Exercise task: From the listing that follows, extract every line and set it down unaltered.
** START OF Record list **
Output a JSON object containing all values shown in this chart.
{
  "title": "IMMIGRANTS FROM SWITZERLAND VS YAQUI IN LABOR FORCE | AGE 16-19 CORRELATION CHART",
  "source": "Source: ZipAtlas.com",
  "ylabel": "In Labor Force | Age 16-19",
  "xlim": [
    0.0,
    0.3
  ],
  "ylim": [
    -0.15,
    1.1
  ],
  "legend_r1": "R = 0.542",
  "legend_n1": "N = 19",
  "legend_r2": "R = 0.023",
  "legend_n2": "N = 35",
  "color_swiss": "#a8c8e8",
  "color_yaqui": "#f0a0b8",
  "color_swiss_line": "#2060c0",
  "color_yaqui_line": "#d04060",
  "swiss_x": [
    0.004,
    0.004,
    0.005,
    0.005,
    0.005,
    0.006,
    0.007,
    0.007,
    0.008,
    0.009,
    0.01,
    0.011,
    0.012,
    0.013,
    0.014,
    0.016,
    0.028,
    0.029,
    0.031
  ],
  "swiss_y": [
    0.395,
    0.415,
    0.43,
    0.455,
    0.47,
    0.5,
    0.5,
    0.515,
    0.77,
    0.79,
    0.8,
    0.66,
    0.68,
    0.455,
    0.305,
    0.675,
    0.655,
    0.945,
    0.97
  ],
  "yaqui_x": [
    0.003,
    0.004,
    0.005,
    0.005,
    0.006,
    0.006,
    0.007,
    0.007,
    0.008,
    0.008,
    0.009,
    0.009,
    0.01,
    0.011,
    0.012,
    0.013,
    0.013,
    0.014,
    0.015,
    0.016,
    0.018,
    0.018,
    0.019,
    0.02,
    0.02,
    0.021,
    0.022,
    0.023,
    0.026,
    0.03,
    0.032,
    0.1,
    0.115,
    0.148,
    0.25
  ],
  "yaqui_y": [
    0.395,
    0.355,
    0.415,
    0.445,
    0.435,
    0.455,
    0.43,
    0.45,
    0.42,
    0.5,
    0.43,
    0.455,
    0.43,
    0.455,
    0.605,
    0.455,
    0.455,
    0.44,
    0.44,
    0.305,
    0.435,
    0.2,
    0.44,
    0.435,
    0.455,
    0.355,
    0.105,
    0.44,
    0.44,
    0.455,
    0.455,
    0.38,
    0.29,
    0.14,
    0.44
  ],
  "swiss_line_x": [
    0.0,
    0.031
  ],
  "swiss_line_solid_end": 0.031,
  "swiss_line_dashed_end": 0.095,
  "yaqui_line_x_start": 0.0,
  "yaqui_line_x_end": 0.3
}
** END OF Record list **
The completed task:
Output a JSON object containing all values shown in this chart.
{
  "title": "IMMIGRANTS FROM SWITZERLAND VS YAQUI IN LABOR FORCE | AGE 16-19 CORRELATION CHART",
  "source": "Source: ZipAtlas.com",
  "ylabel": "In Labor Force | Age 16-19",
  "xlim": [
    0.0,
    0.3
  ],
  "ylim": [
    -0.15,
    1.1
  ],
  "legend_r1": "R = 0.542",
  "legend_n1": "N = 19",
  "legend_r2": "R = 0.023",
  "legend_n2": "N = 35",
  "color_swiss": "#a8c8e8",
  "color_yaqui": "#f0a0b8",
  "color_swiss_line": "#2060c0",
  "color_yaqui_line": "#d04060",
  "swiss_x": [
    0.004,
    0.004,
    0.005,
    0.005,
    0.005,
    0.006,
    0.007,
    0.007,
    0.008,
    0.009,
    0.01,
    0.011,
    0.012,
    0.013,
    0.014,
    0.016,
    0.028,
    0.029,
    0.031
  ],
  "swiss_y": [
    0.395,
    0.415,
    0.43,
    0.455,
    0.47,
    0.5,
    0.5,
    0.515,
    0.77,
    0.79,
    0.8,
    0.66,
    0.68,
    0.455,
    0.305,
    0.675,
    0.655,
    0.945,
    0.97
  ],
  "yaqui_x": [
    0.003,
    0.004,
    0.005,
    0.005,
    0.006,
    0.006,
    0.007,
    0.007,
    0.008,
    0.008,
    0.009,
    0.009,
    0.01,
    0.011,
    0.012,
    0.013,
    0.013,
    0.014,
    0.015,
    0.016,
    0.018,
    0.018,
    0.019,
    0.02,
    0.02,
    0.021,
    0.022,
    0.023,
    0.026,
    0.03,
    0.032,
    0.1,
    0.115,
    0.148,
    0.25
  ],
  "yaqui_y": [
    0.395,
    0.355,
    0.415,
    0.445,
    0.435,
    0.455,
    0.43,
    0.45,
    0.42,
    0.5,
    0.43,
    0.455,
    0.43,
    0.455,
    0.605,
    0.455,
    0.455,
    0.44,
    0.44,
    0.305,
    0.435,
    0.2,
    0.44,
    0.435,
    0.455,
    0.355,
    0.105,
    0.44,
    0.44,
    0.455,
    0.455,
    0.38,
    0.29,
    0.14,
    0.44
  ],
  "swiss_line_x": [
    0.0,
    0.031
  ],
  "swiss_line_solid_end": 0.031,
  "swiss_line_dashed_end": 0.095,
  "yaqui_line_x_start": 0.0,
  "yaqui_line_x_end": 0.3
}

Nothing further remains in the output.